» **DIRECTIONS FOR THIS TASK**
Write out every record below exactly as it appears.

» **INPUT DATA**
+---+

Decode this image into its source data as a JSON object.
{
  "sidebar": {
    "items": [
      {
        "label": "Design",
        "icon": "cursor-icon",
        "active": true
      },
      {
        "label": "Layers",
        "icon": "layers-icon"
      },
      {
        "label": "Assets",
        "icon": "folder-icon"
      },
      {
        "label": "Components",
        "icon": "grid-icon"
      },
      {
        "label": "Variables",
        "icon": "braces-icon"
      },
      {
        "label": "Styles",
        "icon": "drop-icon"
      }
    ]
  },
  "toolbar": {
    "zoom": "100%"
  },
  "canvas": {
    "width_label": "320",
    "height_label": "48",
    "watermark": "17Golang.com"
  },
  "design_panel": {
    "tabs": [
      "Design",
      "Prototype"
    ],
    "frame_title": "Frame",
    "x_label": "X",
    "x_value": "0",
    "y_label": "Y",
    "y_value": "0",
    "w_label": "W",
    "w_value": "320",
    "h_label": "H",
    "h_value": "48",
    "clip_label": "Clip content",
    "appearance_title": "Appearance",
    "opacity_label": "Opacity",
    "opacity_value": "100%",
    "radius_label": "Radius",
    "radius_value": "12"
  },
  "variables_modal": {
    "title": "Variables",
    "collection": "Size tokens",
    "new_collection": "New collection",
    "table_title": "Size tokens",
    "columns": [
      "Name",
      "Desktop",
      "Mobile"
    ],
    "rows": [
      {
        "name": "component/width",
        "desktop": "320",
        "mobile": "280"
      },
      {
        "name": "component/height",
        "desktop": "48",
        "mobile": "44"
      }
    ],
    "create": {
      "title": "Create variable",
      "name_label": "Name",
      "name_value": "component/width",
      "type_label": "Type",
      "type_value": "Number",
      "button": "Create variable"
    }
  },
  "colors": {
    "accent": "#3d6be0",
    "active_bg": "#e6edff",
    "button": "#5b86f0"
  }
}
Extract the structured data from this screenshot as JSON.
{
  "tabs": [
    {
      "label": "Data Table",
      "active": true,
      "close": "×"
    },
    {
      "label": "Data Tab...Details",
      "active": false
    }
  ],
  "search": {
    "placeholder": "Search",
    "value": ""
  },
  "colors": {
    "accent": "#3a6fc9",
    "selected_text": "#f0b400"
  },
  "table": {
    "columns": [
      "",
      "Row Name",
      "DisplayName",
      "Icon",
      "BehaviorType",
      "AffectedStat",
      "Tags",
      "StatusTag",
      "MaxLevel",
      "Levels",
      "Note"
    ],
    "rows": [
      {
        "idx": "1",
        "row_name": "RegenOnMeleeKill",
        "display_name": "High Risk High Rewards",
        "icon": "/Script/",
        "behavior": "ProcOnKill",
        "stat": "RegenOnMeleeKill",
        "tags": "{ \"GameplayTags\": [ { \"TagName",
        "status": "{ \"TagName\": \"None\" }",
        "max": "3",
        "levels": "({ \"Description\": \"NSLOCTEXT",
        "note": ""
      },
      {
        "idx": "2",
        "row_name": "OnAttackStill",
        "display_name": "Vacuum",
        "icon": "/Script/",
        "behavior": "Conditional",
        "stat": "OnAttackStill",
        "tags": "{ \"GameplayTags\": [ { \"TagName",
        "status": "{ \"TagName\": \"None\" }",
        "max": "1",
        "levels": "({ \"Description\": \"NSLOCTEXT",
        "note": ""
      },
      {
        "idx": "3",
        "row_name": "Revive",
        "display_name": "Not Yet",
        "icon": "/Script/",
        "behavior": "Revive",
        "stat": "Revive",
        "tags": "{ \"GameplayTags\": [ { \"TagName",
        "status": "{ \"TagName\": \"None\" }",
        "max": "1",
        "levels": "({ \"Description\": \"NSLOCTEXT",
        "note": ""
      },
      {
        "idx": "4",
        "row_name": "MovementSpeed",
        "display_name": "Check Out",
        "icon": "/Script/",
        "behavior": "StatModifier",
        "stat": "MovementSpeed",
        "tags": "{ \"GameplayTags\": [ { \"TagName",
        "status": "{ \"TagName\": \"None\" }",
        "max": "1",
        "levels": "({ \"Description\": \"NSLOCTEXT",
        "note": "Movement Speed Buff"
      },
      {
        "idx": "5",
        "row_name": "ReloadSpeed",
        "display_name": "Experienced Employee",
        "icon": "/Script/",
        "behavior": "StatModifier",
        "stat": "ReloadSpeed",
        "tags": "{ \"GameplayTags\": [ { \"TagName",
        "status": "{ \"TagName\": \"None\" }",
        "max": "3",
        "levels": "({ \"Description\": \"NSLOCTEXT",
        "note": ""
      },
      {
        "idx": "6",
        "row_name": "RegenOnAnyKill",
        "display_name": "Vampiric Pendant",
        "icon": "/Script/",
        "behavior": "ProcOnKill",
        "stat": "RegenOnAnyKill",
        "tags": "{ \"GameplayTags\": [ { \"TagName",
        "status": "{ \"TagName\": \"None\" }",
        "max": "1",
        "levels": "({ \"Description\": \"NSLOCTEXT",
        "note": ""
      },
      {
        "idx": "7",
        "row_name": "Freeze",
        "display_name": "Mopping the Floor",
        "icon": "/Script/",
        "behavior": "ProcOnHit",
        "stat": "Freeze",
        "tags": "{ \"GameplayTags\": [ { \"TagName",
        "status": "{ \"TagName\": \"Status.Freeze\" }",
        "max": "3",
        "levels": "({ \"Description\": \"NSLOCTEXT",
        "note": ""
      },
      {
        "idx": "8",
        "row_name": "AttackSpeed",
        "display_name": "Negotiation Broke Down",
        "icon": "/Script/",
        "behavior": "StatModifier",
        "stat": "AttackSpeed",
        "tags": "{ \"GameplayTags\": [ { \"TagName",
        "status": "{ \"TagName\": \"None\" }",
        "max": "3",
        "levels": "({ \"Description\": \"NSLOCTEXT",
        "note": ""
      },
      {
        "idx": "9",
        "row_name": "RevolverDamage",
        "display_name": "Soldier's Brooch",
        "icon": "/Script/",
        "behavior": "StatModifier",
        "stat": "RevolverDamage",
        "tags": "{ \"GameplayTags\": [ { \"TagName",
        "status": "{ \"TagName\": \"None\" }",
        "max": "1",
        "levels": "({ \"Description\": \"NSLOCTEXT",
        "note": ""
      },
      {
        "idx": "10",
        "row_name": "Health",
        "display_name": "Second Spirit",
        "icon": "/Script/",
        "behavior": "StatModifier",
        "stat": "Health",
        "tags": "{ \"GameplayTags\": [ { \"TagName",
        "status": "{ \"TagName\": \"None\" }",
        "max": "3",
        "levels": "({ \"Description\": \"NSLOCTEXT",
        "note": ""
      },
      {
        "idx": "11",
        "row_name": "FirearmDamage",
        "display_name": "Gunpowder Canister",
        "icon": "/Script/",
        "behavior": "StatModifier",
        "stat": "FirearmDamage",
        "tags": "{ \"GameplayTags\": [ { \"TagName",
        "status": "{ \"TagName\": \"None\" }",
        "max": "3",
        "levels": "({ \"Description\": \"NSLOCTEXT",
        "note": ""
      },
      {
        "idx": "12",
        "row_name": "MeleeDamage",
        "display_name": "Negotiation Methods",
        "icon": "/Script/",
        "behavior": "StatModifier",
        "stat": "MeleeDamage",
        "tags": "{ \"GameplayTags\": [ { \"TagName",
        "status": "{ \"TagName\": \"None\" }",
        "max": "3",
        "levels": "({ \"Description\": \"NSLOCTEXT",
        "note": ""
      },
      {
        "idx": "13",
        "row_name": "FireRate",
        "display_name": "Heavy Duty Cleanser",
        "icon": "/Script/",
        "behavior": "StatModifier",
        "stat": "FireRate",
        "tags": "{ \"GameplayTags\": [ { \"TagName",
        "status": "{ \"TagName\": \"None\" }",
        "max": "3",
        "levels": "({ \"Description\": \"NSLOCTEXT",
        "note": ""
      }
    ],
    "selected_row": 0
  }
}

+---+

» **RESULT OF THE EXERCISE**
Decode this image into its source data as a JSON object.
{
  "sidebar": {
    "items": [
      {
        "label": "Design",
        "icon": "cursor-icon",
        "active": true
      },
      {
        "label": "Layers",
        "icon": "layers-icon"
      },
      {
        "label": "Assets",
        "icon": "folder-icon"
      },
      {
        "label": "Components",
        "icon": "grid-icon"
      },
      {
        "label": "Variables",
        "icon": "braces-icon"
      },
      {
        "label": "Styles",
        "icon": "drop-icon"
      }
    ]
  },
  "toolbar": {
    "zoom": "100%"
  },
  "canvas": {
    "width_label": "320",
    "height_label": "48",
    "watermark": "17Golang.com"
  },
  "design_panel": {
    "tabs": [
      "Design",
      "Prototype"
    ],
    "frame_title": "Frame",
    "x_label": "X",
    "x_value": "0",
    "y_label": "Y",
    "y_value": "0",
    "w_label": "W",
    "w_value": "320",
    "h_label": "H",
    "h_value": "48",
    "clip_label": "Clip content",
    "appearance_title": "Appearance",
    "opacity_label": "Opacity",
    "opacity_value": "100%",
    "radius_label": "Radius",
    "radius_value": "12"
  },
  "variables_modal": {
    "title": "Variables",
    "collection": "Size tokens",
    "new_collection": "New collection",
    "table_title": "Size tokens",
    "columns": [
      "Name",
      "Desktop",
      "Mobile"
    ],
    "rows": [
      {
        "name": "component/width",
        "desktop": "320",
        "mobile": "280"
      },
      {
        "name": "component/height",
        "desktop": "48",
        "mobile": "44"
      }
    ],
    "create": {
      "title": "Create variable",
      "name_label": "Name",
      "name_value": "component/width",
      "type_label": "Type",
      "type_value": "Number",
      "button": "Create variable"
    }
  },
  "colors": {
    "accent": "#3d6be0",
    "active_bg": "#e6edff",
    "button": "#5b86f0"
  }
}
Extract the structured data from this screenshot as JSON.
{
  "tabs": [
    {
      "label": "Data Table",
      "active": true,
      "close": "×"
    },
    {
      "label": "Data Tab...Details",
      "active": false
    }
  ],
  "search": {
    "placeholder": "Search",
    "value": ""
  },
  "colors": {
    "accent": "#3a6fc9",
    "selected_text": "#f0b400"
  },
  "table": {
    "columns": [
      "",
      "Row Name",
      "DisplayName",
      "Icon",
      "BehaviorType",
      "AffectedStat",
      "Tags",
      "StatusTag",
      "MaxLevel",
      "Levels",
      "Note"
    ],
    "rows": [
      {
        "idx": "1",
        "row_name": "RegenOnMeleeKill",
        "display_name": "High Risk High Rewards",
        "icon": "/Script/",
        "behavior": "ProcOnKill",
        "stat": "RegenOnMeleeKill",
        "tags": "{ \"GameplayTags\": [ { \"TagName",
        "status": "{ \"TagName\": \"None\" }",
        "max": "3",
        "levels": "({ \"Description\": \"NSLOCTEXT",
        "note": ""
      },
      {
        "idx": "2",
        "row_name": "OnAttackStill",
        "display_name": "Vacuum",
        "icon": "/Script/",
        "behavior": "Conditional",
        "stat": "OnAttackStill",
        "tags": "{ \"GameplayTags\": [ { \"TagName",
        "status": "{ \"TagName\": \"None\" }",
        "max": "1",
        "levels": "({ \"Description\": \"NSLOCTEXT",
        "note": ""
      },
      {
        "idx": "3",
        "row_name": "Revive",
        "display_name": "Not Yet",
        "icon": "/Script/",
        "behavior": "Revive",
        "stat": "Revive",
        "tags": "{ \"GameplayTags\": [ { \"TagName",
        "status": "{ \"TagName\": \"None\" }",
        "max": "1",
        "levels": "({ \"Description\": \"NSLOCTEXT",
        "note": ""
      },
      {
        "idx": "4",
        "row_name": "MovementSpeed",
        "display_name": "Check Out",
        "icon": "/Script/",
        "behavior": "StatModifier",
        "stat": "MovementSpeed",
        "tags": "{ \"GameplayTags\": [ { \"TagName",
        "status": "{ \"TagName\": \"None\" }",
        "max": "1",
        "levels": "({ \"Description\": \"NSLOCTEXT",
        "note": "Movement Speed Buff"
      },
      {
        "idx": "5",
        "row_name": "ReloadSpeed",
        "display_name": "Experienced Employee",
        "icon": "/Script/",
        "behavior": "StatModifier",
        "stat": "ReloadSpeed",
        "tags": "{ \"GameplayTags\": [ { \"TagName",
        "status": "{ \"TagName\": \"None\" }",
        "max": "3",
        "levels": "({ \"Description\": \"NSLOCTEXT",
        "note": ""
      },
      {
        "idx": "6",
        "row_name": "RegenOnAnyKill",
        "display_name": "Vampiric Pendant",
        "icon": "/Script/",
        "behavior": "ProcOnKill",
        "stat": "RegenOnAnyKill",
        "tags": "{ \"GameplayTags\": [ { \"TagName",
        "status": "{ \"TagName\": \"None\" }",
        "max": "1",
        "levels": "({ \"Description\": \"NSLOCTEXT",
        "note": ""
      },
      {
        "idx": "7",
        "row_name": "Freeze",
        "display_name": "Mopping the Floor",
        "icon": "/Script/",
        "behavior": "ProcOnHit",
        "stat": "Freeze",
        "tags": "{ \"GameplayTags\": [ { \"TagName",
        "status": "{ \"TagName\": \"Status.Freeze\" }",
        "max": "3",
        "levels": "({ \"Description\": \"NSLOCTEXT",
        "note": ""
      },
      {
        "idx": "8",
        "row_name": "AttackSpeed",
        "display_name": "Negotiation Broke Down",
        "icon": "/Script/",
        "behavior": "StatModifier",
        "stat": "AttackSpeed",
        "tags": "{ \"GameplayTags\": [ { \"TagName",
        "status": "{ \"TagName\": \"None\" }",
        "max": "3",
        "levels": "({ \"Description\": \"NSLOCTEXT",
        "note": ""
      },
      {
        "idx": "9",
        "row_name": "RevolverDamage",
        "display_name": "Soldier's Brooch",
        "icon": "/Script/",
        "behavior": "StatModifier",
        "stat": "RevolverDamage",
        "tags": "{ \"GameplayTags\": [ { \"TagName",
        "status": "{ \"TagName\": \"None\" }",
        "max": "1",
        "levels": "({ \"Description\": \"NSLOCTEXT",
        "note": ""
      },
      {
        "idx": "10",
        "row_name": "Health",
        "display_name": "Second Spirit",
        "icon": "/Script/",
        "behavior": "StatModifier",
        "stat": "Health",
        "tags": "{ \"GameplayTags\": [ { \"TagName",
        "status": "{ \"TagName\": \"None\" }",
        "max": "3",
        "levels": "({ \"Description\": \"NSLOCTEXT",
        "note": ""
      },
      {
        "idx": "11",
        "row_name": "FirearmDamage",
        "display_name": "Gunpowder Canister",
        "icon": "/Script/",
        "behavior": "StatModifier",
        "stat": "FirearmDamage",
        "tags": "{ \"GameplayTags\": [ { \"TagName",
        "status": "{ \"TagName\": \"None\" }",
        "max": "3",
        "levels": "({ \"Description\": \"NSLOCTEXT",
        "note": ""
      },
      {
        "idx": "12",
        "row_name": "MeleeDamage",
        "display_name": "Negotiation Methods",
        "icon": "/Script/",
        "behavior": "StatModifier",
        "stat": "MeleeDamage",
        "tags": "{ \"GameplayTags\": [ { \"TagName",
        "status": "{ \"TagName\": \"None\" }",
        "max": "3",
        "levels": "({ \"Description\": \"NSLOCTEXT",
        "note": ""
      },
      {
        "idx": "13",
        "row_name": "FireRate",
        "display_name": "Heavy Duty Cleanser",
        "icon": "/Script/",
        "behavior": "StatModifier",
        "stat": "FireRate",
        "tags": "{ \"GameplayTags\": [ { \"TagName",
        "status": "{ \"TagName\": \"None\" }",
        "max": "3",
        "levels": "({ \"Description\": \"NSLOCTEXT",
        "note": ""
      }
    ],
    "selected_row": 0
  }
}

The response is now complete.